[BEGIN Extracted information]

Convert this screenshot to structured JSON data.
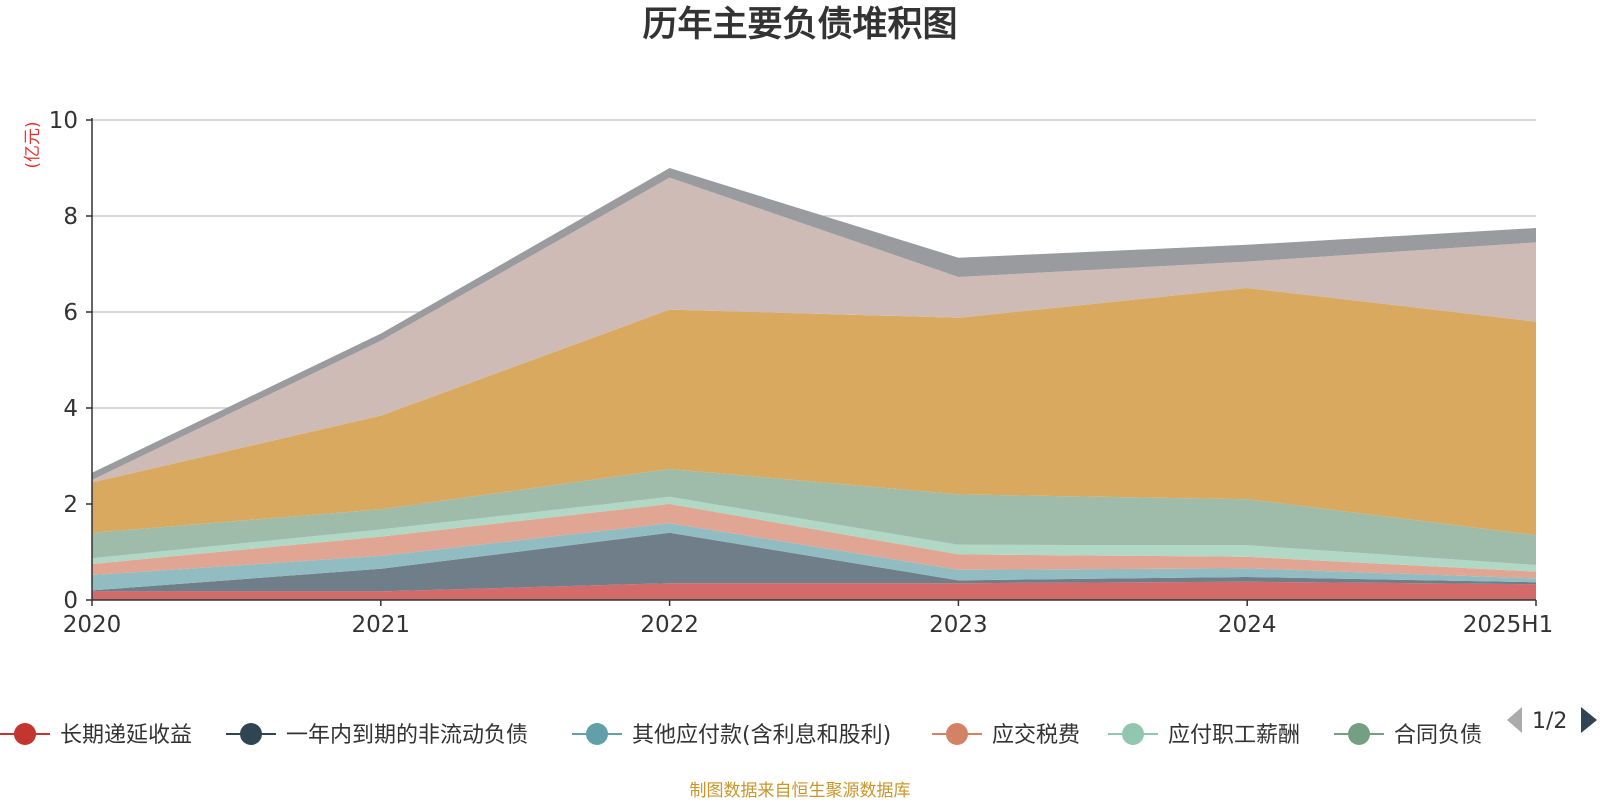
{
  "chart_data": {
    "type": "area",
    "title": "历年主要负债堆积图",
    "unit_label": "(亿元)",
    "source_note": "制图数据来自恒生聚源数据库",
    "categories": [
      "2020",
      "2021",
      "2022",
      "2023",
      "2024",
      "2025H1"
    ],
    "ylim": [
      0,
      10
    ],
    "yticks": [
      0,
      2,
      4,
      6,
      8,
      10
    ],
    "grid": true,
    "stacked": true,
    "legend_position": "bottom",
    "legend_page": "1/2",
    "series": [
      {
        "name": "长期递延收益",
        "color": "#c23531",
        "fill": "#d46b6b",
        "values": [
          0.18,
          0.18,
          0.35,
          0.35,
          0.38,
          0.33
        ]
      },
      {
        "name": "一年内到期的非流动负债",
        "color": "#2f4554",
        "fill": "#6f7e89",
        "values": [
          0.02,
          0.47,
          1.05,
          0.06,
          0.1,
          0.04
        ]
      },
      {
        "name": "其他应付款(含利息和股利)",
        "color": "#61a0a8",
        "fill": "#90bcc2",
        "values": [
          0.32,
          0.27,
          0.2,
          0.22,
          0.18,
          0.08
        ]
      },
      {
        "name": "应交税费",
        "color": "#d48265",
        "fill": "#e0a593",
        "values": [
          0.23,
          0.4,
          0.4,
          0.32,
          0.24,
          0.14
        ]
      },
      {
        "name": "应付职工薪酬",
        "color": "#91c7ae",
        "fill": "#b0d8c5",
        "values": [
          0.12,
          0.15,
          0.15,
          0.2,
          0.24,
          0.14
        ]
      },
      {
        "name": "合同负债",
        "color": "#749f83",
        "fill": "#9fbcaa",
        "values": [
          0.53,
          0.42,
          0.58,
          1.05,
          0.96,
          0.62
        ]
      },
      {
        "name": "",
        "color": "#ca8622",
        "fill": "#d9a95f",
        "values": [
          1.05,
          1.95,
          3.32,
          3.68,
          4.4,
          4.45
        ]
      },
      {
        "name": "",
        "color": "#bda29a",
        "fill": "#cfbbb5",
        "values": [
          0.05,
          1.56,
          2.75,
          0.85,
          0.55,
          1.65
        ]
      },
      {
        "name": "",
        "color": "#6e7074",
        "fill": "#9a9b9f",
        "values": [
          0.15,
          0.15,
          0.2,
          0.4,
          0.35,
          0.3
        ]
      }
    ]
  }
}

[END Extracted information]

Task :: Find how many lines in the listing contain the word "color" and give that count alone.

Result of the task :: 9